▶ _EXERCISE DATA_:

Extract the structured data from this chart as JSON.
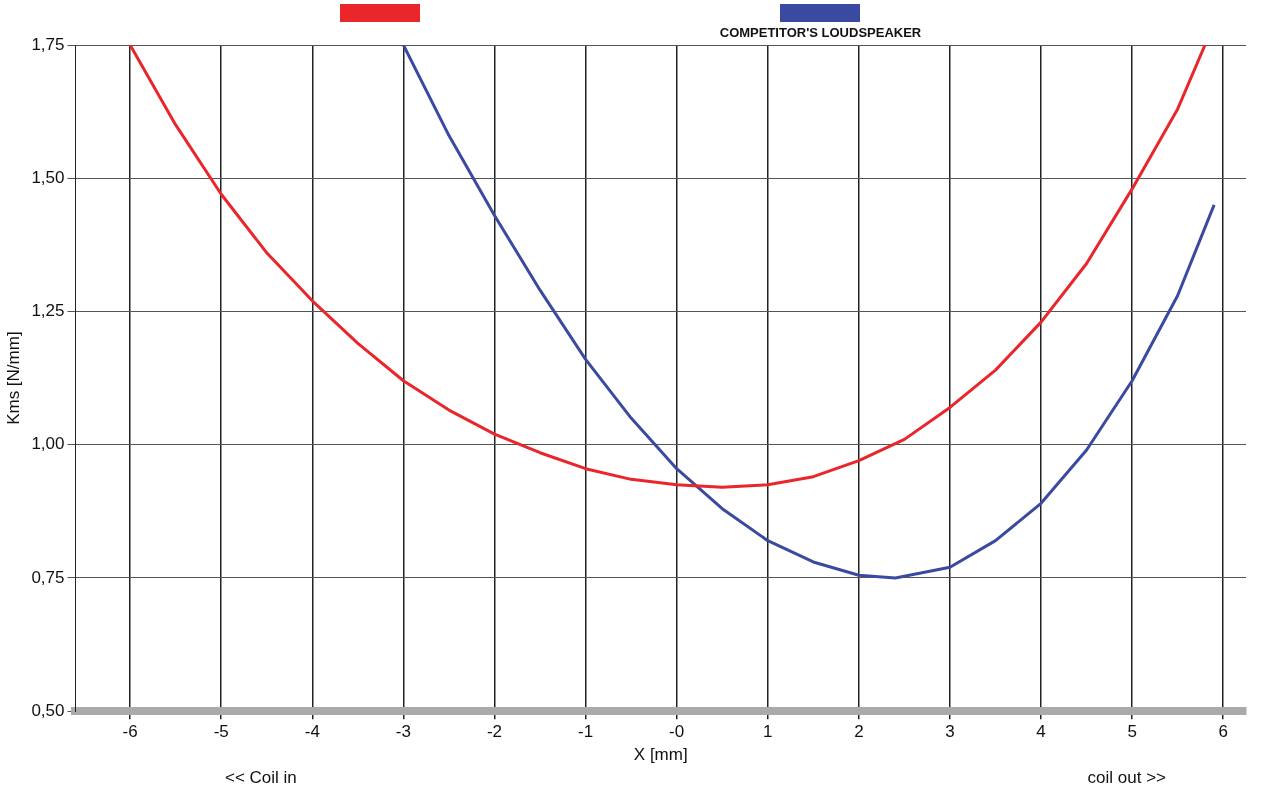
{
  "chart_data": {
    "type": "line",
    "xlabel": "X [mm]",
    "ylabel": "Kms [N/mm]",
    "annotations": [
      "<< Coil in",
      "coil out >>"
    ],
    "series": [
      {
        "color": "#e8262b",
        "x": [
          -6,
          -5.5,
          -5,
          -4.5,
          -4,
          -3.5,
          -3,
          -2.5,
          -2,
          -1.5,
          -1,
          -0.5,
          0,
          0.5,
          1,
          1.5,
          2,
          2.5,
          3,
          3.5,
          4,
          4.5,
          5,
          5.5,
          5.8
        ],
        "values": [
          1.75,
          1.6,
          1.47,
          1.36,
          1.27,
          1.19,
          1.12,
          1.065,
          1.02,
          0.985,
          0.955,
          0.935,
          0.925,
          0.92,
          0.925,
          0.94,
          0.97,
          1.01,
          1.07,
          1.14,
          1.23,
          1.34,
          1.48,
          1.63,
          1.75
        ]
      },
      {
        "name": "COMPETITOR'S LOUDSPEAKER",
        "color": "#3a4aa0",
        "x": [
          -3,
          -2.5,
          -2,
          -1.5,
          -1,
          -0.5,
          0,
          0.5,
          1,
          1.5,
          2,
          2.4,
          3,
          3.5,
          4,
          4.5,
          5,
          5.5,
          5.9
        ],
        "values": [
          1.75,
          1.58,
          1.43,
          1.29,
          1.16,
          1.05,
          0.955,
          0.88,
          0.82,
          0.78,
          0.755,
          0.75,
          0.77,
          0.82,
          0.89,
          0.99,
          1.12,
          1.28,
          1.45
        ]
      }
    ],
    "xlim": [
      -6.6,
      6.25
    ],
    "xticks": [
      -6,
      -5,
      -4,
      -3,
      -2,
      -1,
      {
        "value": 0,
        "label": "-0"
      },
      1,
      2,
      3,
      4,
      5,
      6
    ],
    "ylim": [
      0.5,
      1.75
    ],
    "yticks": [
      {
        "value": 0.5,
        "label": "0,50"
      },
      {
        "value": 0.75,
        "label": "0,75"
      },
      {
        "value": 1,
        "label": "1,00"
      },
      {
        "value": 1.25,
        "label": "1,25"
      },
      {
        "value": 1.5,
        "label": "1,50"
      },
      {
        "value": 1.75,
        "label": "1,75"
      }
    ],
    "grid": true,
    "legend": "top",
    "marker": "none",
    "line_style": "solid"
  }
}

▶ _REQUEST_: Give the entries again word for word, but skip the pictures.

▶ _CORRECT RESPONSE_:
Extract the structured data from this chart as JSON.
{
  "chart_data": {
    "type": "line",
    "xlabel": "X [mm]",
    "ylabel": "Kms [N/mm]",
    "annotations": [
      "<< Coil in",
      "coil out >>"
    ],
    "series": [
      {
        "color": "#e8262b",
        "x": [
          -6,
          -5.5,
          -5,
          -4.5,
          -4,
          -3.5,
          -3,
          -2.5,
          -2,
          -1.5,
          -1,
          -0.5,
          0,
          0.5,
          1,
          1.5,
          2,
          2.5,
          3,
          3.5,
          4,
          4.5,
          5,
          5.5,
          5.8
        ],
        "values": [
          1.75,
          1.6,
          1.47,
          1.36,
          1.27,
          1.19,
          1.12,
          1.065,
          1.02,
          0.985,
          0.955,
          0.935,
          0.925,
          0.92,
          0.925,
          0.94,
          0.97,
          1.01,
          1.07,
          1.14,
          1.23,
          1.34,
          1.48,
          1.63,
          1.75
        ]
      },
      {
        "name": "COMPETITOR'S LOUDSPEAKER",
        "color": "#3a4aa0",
        "x": [
          -3,
          -2.5,
          -2,
          -1.5,
          -1,
          -0.5,
          0,
          0.5,
          1,
          1.5,
          2,
          2.4,
          3,
          3.5,
          4,
          4.5,
          5,
          5.5,
          5.9
        ],
        "values": [
          1.75,
          1.58,
          1.43,
          1.29,
          1.16,
          1.05,
          0.955,
          0.88,
          0.82,
          0.78,
          0.755,
          0.75,
          0.77,
          0.82,
          0.89,
          0.99,
          1.12,
          1.28,
          1.45
        ]
      }
    ],
    "xlim": [
      -6.6,
      6.25
    ],
    "xticks": [
      -6,
      -5,
      -4,
      -3,
      -2,
      -1,
      {
        "value": 0,
        "label": "-0"
      },
      1,
      2,
      3,
      4,
      5,
      6
    ],
    "ylim": [
      0.5,
      1.75
    ],
    "yticks": [
      {
        "value": 0.5,
        "label": "0,50"
      },
      {
        "value": 0.75,
        "label": "0,75"
      },
      {
        "value": 1,
        "label": "1,00"
      },
      {
        "value": 1.25,
        "label": "1,25"
      },
      {
        "value": 1.5,
        "label": "1,50"
      },
      {
        "value": 1.75,
        "label": "1,75"
      }
    ],
    "grid": true,
    "legend": "top",
    "marker": "none",
    "line_style": "solid"
  }
}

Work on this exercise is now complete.